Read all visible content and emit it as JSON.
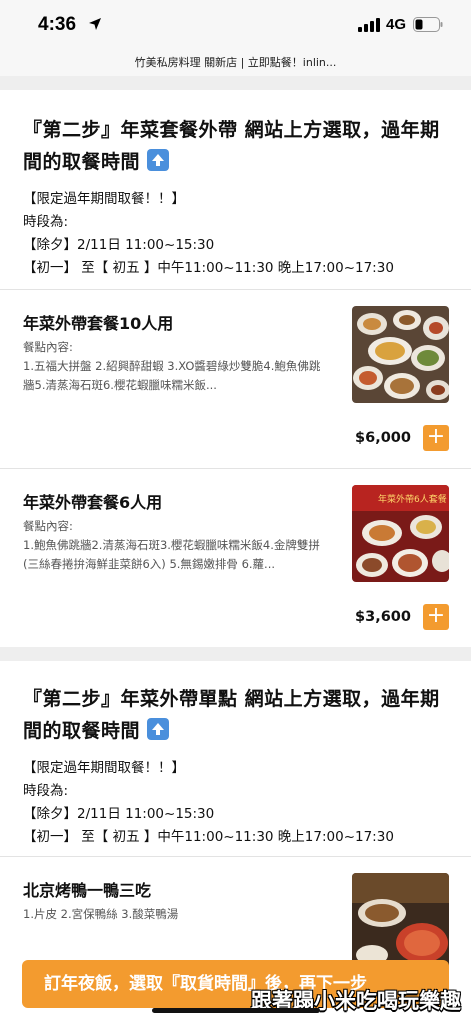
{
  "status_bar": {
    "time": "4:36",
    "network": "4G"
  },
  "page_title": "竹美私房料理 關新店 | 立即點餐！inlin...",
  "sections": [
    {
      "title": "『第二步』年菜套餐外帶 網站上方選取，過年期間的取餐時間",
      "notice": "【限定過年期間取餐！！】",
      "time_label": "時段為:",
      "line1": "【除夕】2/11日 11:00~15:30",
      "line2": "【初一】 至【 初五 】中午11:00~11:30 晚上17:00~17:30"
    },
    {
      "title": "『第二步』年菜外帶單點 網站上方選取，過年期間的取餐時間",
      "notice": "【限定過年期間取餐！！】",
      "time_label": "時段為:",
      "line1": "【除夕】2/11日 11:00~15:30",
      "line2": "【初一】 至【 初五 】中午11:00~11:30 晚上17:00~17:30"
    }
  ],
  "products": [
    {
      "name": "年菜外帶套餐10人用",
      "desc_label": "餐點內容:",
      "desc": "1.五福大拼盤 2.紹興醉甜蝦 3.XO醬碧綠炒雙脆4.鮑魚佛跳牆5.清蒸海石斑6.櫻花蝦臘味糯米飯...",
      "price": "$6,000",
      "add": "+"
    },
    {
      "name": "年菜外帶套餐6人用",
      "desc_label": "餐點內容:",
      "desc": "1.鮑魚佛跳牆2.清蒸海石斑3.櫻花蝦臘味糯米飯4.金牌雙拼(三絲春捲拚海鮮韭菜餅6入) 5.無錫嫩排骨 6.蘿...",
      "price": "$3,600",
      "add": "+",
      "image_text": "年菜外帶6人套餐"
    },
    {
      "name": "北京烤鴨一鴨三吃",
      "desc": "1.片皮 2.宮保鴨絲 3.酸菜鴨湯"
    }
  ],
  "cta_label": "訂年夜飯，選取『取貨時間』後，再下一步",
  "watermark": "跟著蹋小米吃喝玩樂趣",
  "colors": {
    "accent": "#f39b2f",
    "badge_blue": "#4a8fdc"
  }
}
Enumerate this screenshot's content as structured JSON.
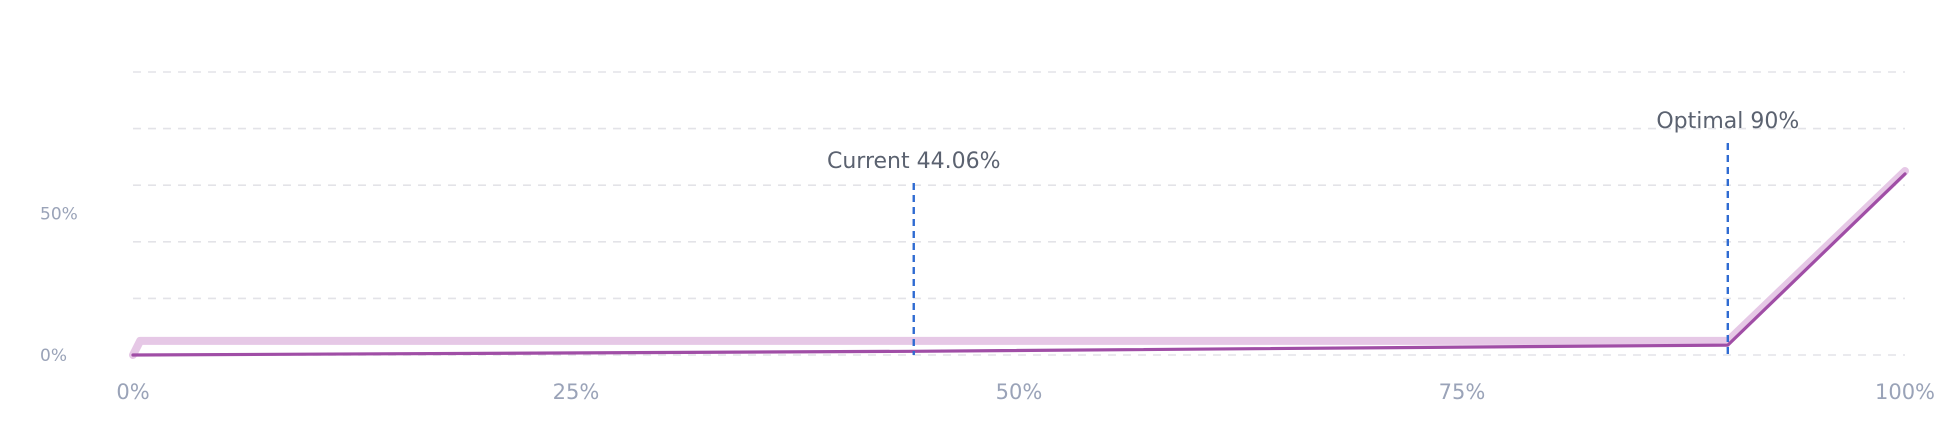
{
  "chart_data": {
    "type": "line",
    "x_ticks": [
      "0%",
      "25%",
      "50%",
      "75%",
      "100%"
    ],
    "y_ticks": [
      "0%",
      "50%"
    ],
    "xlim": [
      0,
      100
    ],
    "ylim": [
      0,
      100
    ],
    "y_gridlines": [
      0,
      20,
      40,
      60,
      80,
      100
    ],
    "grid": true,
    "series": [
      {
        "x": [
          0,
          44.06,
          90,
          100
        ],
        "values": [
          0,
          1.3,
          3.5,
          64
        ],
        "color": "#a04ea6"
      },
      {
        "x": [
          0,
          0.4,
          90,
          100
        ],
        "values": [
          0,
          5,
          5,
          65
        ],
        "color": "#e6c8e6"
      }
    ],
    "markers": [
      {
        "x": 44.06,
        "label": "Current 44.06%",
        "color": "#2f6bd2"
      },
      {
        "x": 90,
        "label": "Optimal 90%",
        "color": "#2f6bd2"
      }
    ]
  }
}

● **DIRECTIVE**:
Look through the material and copy each line that has "網站上方選取".

● **FULL OUTPUT**:
      "title": "『第二步』年菜套餐外帶 網站上方選取，過年期間的取餐時間",
      "title": "『第二步』年菜外帶單點 網站上方選取，過年期間的取餐時間",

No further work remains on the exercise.